→ **Work required**
Print the records below word for word, but leave out the pictures.

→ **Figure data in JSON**
◆ ◆ ◆ ◆ ◆ ◆ ◆
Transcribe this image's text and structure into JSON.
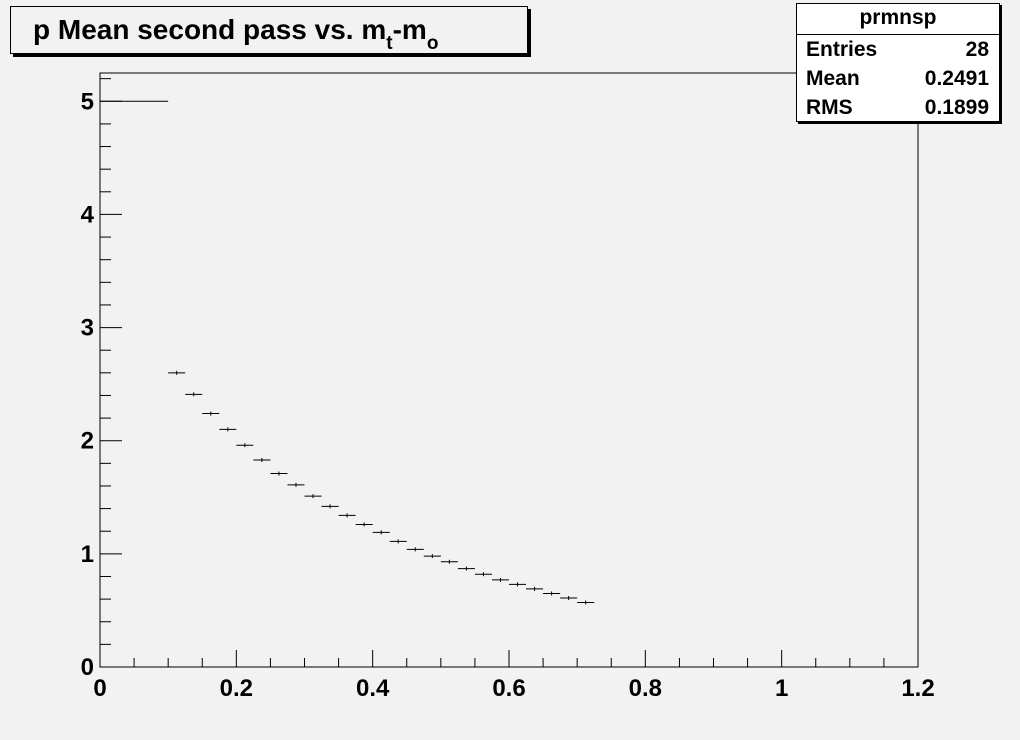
{
  "title": {
    "main": "p Mean second pass vs. m",
    "sub1": "t",
    "mid": "-m",
    "sub2": "o"
  },
  "stats": {
    "name": "prmnsp",
    "rows": [
      {
        "label": "Entries",
        "value": "28"
      },
      {
        "label": "Mean",
        "value": "0.2491"
      },
      {
        "label": "RMS",
        "value": "0.1899"
      }
    ]
  },
  "colors": {
    "background": "#f2f2f2",
    "frame": "#000000",
    "marker": "#000000"
  },
  "chart_data": {
    "type": "scatter",
    "title": "p Mean second pass vs. m_t-m_o",
    "xlim": [
      0,
      1.2
    ],
    "ylim": [
      0,
      5.25
    ],
    "grid": false,
    "x_ticks": [
      {
        "v": 0,
        "label": "0"
      },
      {
        "v": 0.2,
        "label": "0.2"
      },
      {
        "v": 0.4,
        "label": "0.4"
      },
      {
        "v": 0.6,
        "label": "0.6"
      },
      {
        "v": 0.8,
        "label": "0.8"
      },
      {
        "v": 1.0,
        "label": "1"
      },
      {
        "v": 1.2,
        "label": "1.2"
      }
    ],
    "y_ticks": [
      {
        "v": 0,
        "label": "0"
      },
      {
        "v": 1,
        "label": "1"
      },
      {
        "v": 2,
        "label": "2"
      },
      {
        "v": 3,
        "label": "3"
      },
      {
        "v": 4,
        "label": "4"
      },
      {
        "v": 5,
        "label": "5"
      }
    ],
    "bin_width": 0.025,
    "points": [
      {
        "x": 0.0125,
        "y": 5.0
      },
      {
        "x": 0.0375,
        "y": 5.0
      },
      {
        "x": 0.0625,
        "y": 5.0
      },
      {
        "x": 0.0875,
        "y": 5.0
      },
      {
        "x": 0.1125,
        "y": 2.6
      },
      {
        "x": 0.1375,
        "y": 2.41
      },
      {
        "x": 0.1625,
        "y": 2.24
      },
      {
        "x": 0.1875,
        "y": 2.1
      },
      {
        "x": 0.2125,
        "y": 1.96
      },
      {
        "x": 0.2375,
        "y": 1.83
      },
      {
        "x": 0.2625,
        "y": 1.71
      },
      {
        "x": 0.2875,
        "y": 1.61
      },
      {
        "x": 0.3125,
        "y": 1.51
      },
      {
        "x": 0.3375,
        "y": 1.42
      },
      {
        "x": 0.3625,
        "y": 1.34
      },
      {
        "x": 0.3875,
        "y": 1.26
      },
      {
        "x": 0.4125,
        "y": 1.19
      },
      {
        "x": 0.4375,
        "y": 1.11
      },
      {
        "x": 0.4625,
        "y": 1.04
      },
      {
        "x": 0.4875,
        "y": 0.98
      },
      {
        "x": 0.5125,
        "y": 0.93
      },
      {
        "x": 0.5375,
        "y": 0.87
      },
      {
        "x": 0.5625,
        "y": 0.82
      },
      {
        "x": 0.5875,
        "y": 0.77
      },
      {
        "x": 0.6125,
        "y": 0.73
      },
      {
        "x": 0.6375,
        "y": 0.69
      },
      {
        "x": 0.6625,
        "y": 0.65
      },
      {
        "x": 0.6875,
        "y": 0.61
      },
      {
        "x": 0.7125,
        "y": 0.57
      }
    ]
  }
}
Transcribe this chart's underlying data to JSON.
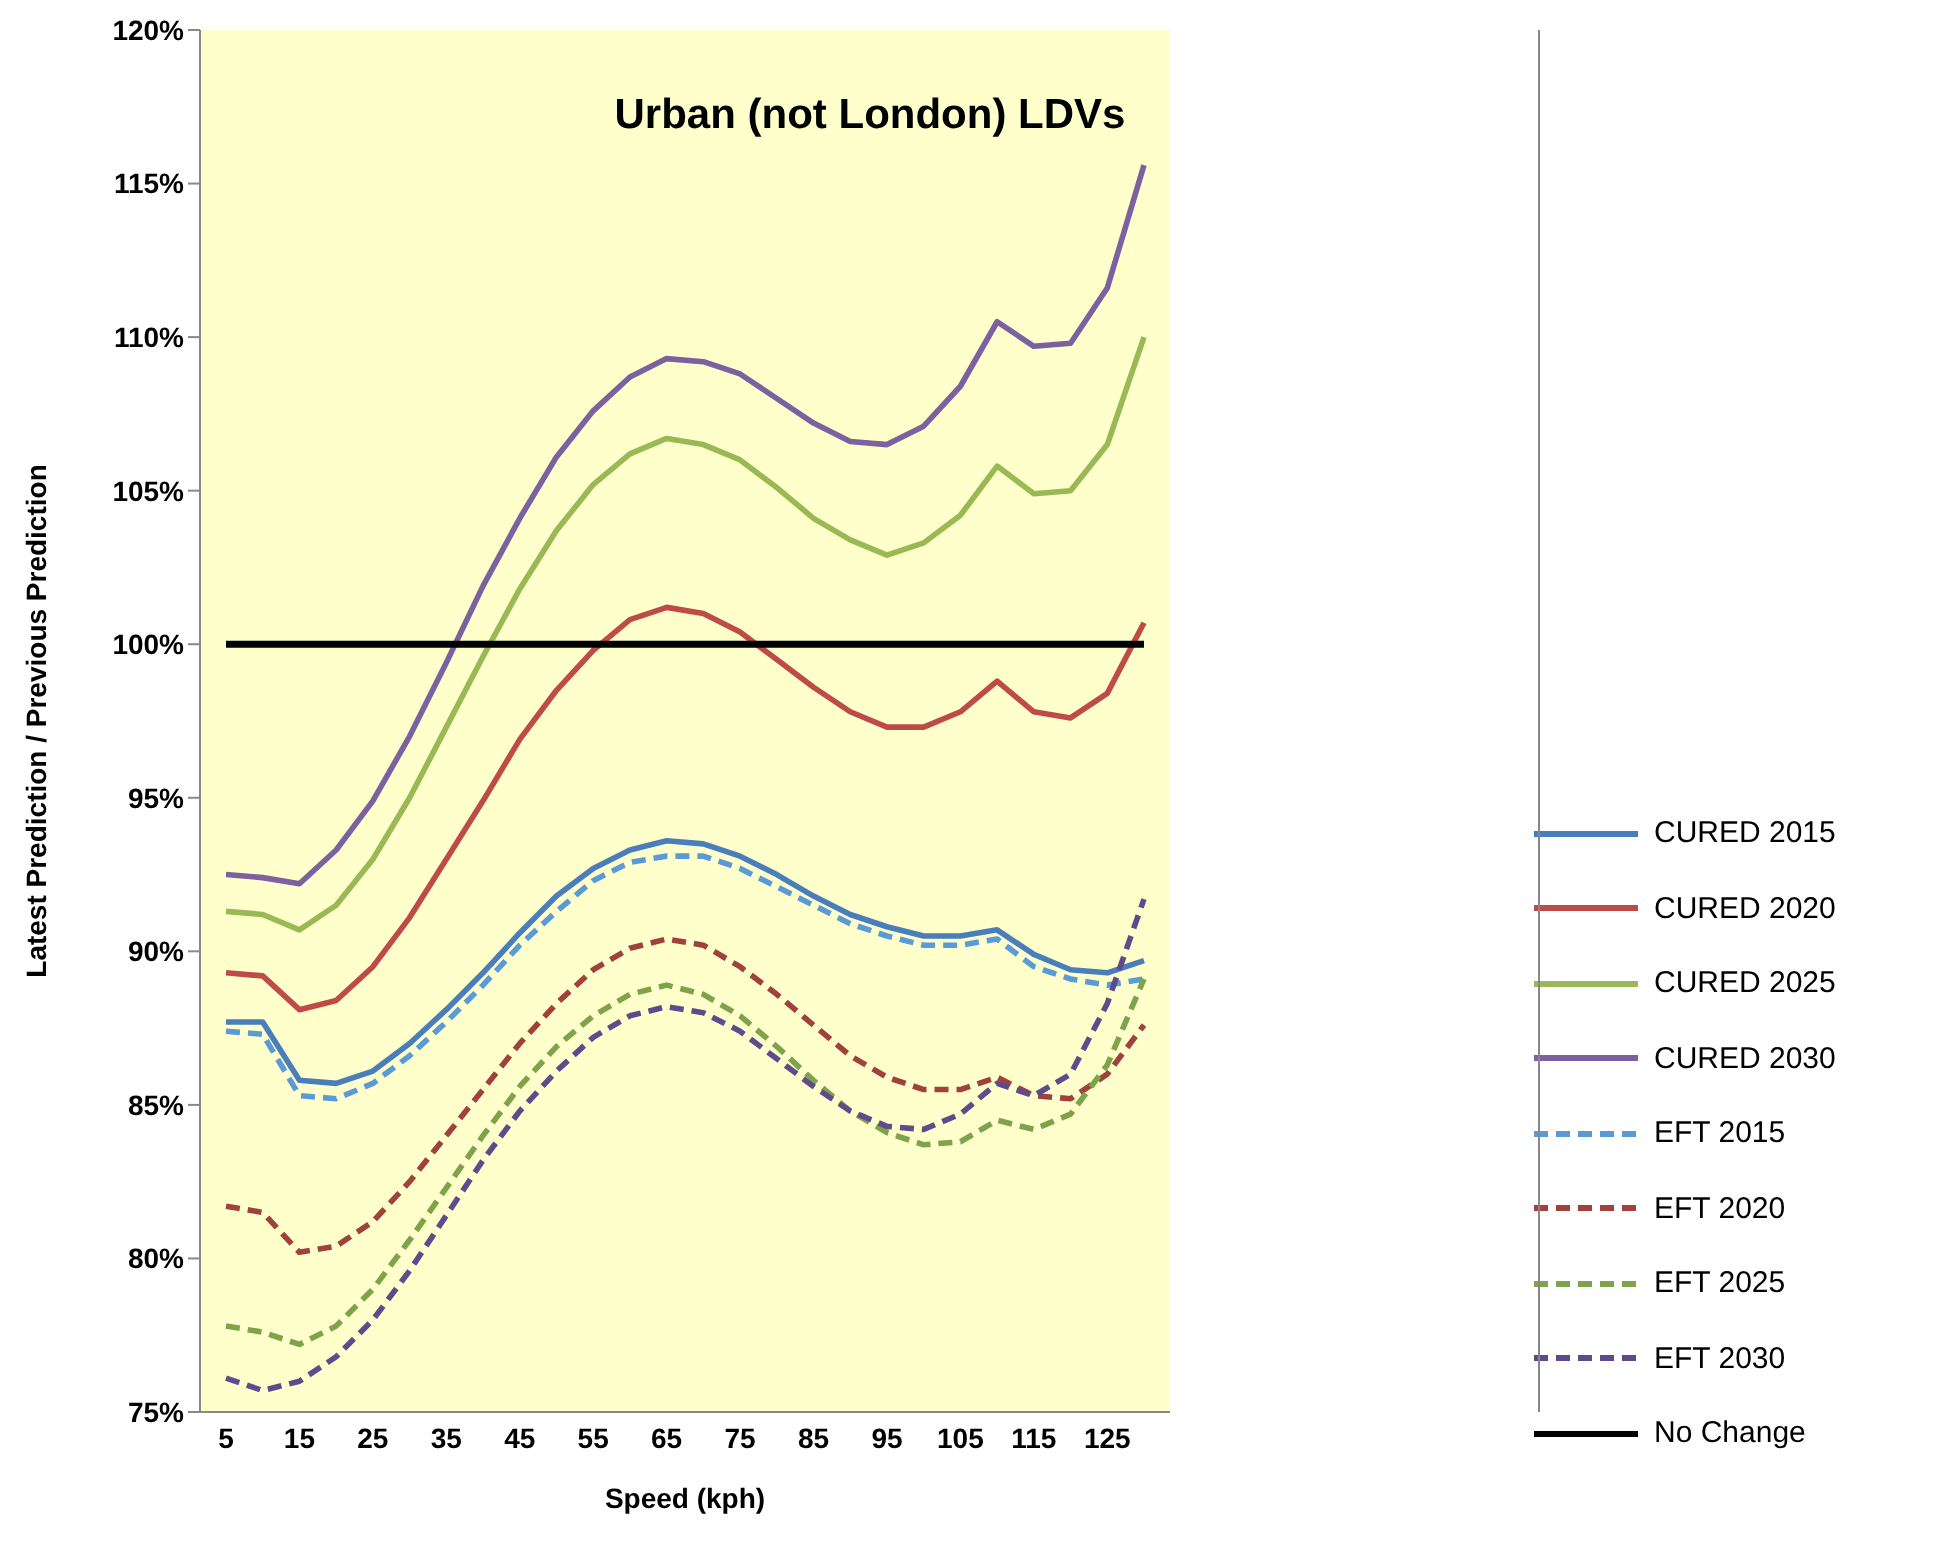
◆ ◆ ◆ ◆ ◆ ◆ ◆
→ **Answer to the problem**
Transcribe this image's text and structure into JSON.
{
  "title": {
    "main": "p Mean second pass vs. m",
    "sub1": "t",
    "mid": "-m",
    "sub2": "o"
  },
  "stats": {
    "name": "prmnsp",
    "rows": [
      {
        "label": "Entries",
        "value": "28"
      },
      {
        "label": "Mean",
        "value": "0.2491"
      },
      {
        "label": "RMS",
        "value": "0.1899"
      }
    ]
  },
  "colors": {
    "background": "#f2f2f2",
    "frame": "#000000",
    "marker": "#000000"
  },
  "chart_data": {
    "type": "scatter",
    "title": "p Mean second pass vs. m_t-m_o",
    "xlim": [
      0,
      1.2
    ],
    "ylim": [
      0,
      5.25
    ],
    "grid": false,
    "x_ticks": [
      {
        "v": 0,
        "label": "0"
      },
      {
        "v": 0.2,
        "label": "0.2"
      },
      {
        "v": 0.4,
        "label": "0.4"
      },
      {
        "v": 0.6,
        "label": "0.6"
      },
      {
        "v": 0.8,
        "label": "0.8"
      },
      {
        "v": 1.0,
        "label": "1"
      },
      {
        "v": 1.2,
        "label": "1.2"
      }
    ],
    "y_ticks": [
      {
        "v": 0,
        "label": "0"
      },
      {
        "v": 1,
        "label": "1"
      },
      {
        "v": 2,
        "label": "2"
      },
      {
        "v": 3,
        "label": "3"
      },
      {
        "v": 4,
        "label": "4"
      },
      {
        "v": 5,
        "label": "5"
      }
    ],
    "bin_width": 0.025,
    "points": [
      {
        "x": 0.0125,
        "y": 5.0
      },
      {
        "x": 0.0375,
        "y": 5.0
      },
      {
        "x": 0.0625,
        "y": 5.0
      },
      {
        "x": 0.0875,
        "y": 5.0
      },
      {
        "x": 0.1125,
        "y": 2.6
      },
      {
        "x": 0.1375,
        "y": 2.41
      },
      {
        "x": 0.1625,
        "y": 2.24
      },
      {
        "x": 0.1875,
        "y": 2.1
      },
      {
        "x": 0.2125,
        "y": 1.96
      },
      {
        "x": 0.2375,
        "y": 1.83
      },
      {
        "x": 0.2625,
        "y": 1.71
      },
      {
        "x": 0.2875,
        "y": 1.61
      },
      {
        "x": 0.3125,
        "y": 1.51
      },
      {
        "x": 0.3375,
        "y": 1.42
      },
      {
        "x": 0.3625,
        "y": 1.34
      },
      {
        "x": 0.3875,
        "y": 1.26
      },
      {
        "x": 0.4125,
        "y": 1.19
      },
      {
        "x": 0.4375,
        "y": 1.11
      },
      {
        "x": 0.4625,
        "y": 1.04
      },
      {
        "x": 0.4875,
        "y": 0.98
      },
      {
        "x": 0.5125,
        "y": 0.93
      },
      {
        "x": 0.5375,
        "y": 0.87
      },
      {
        "x": 0.5625,
        "y": 0.82
      },
      {
        "x": 0.5875,
        "y": 0.77
      },
      {
        "x": 0.6125,
        "y": 0.73
      },
      {
        "x": 0.6375,
        "y": 0.69
      },
      {
        "x": 0.6625,
        "y": 0.65
      },
      {
        "x": 0.6875,
        "y": 0.61
      },
      {
        "x": 0.7125,
        "y": 0.57
      }
    ]
  }
}
Transcribe this chart's underlying data to JSON.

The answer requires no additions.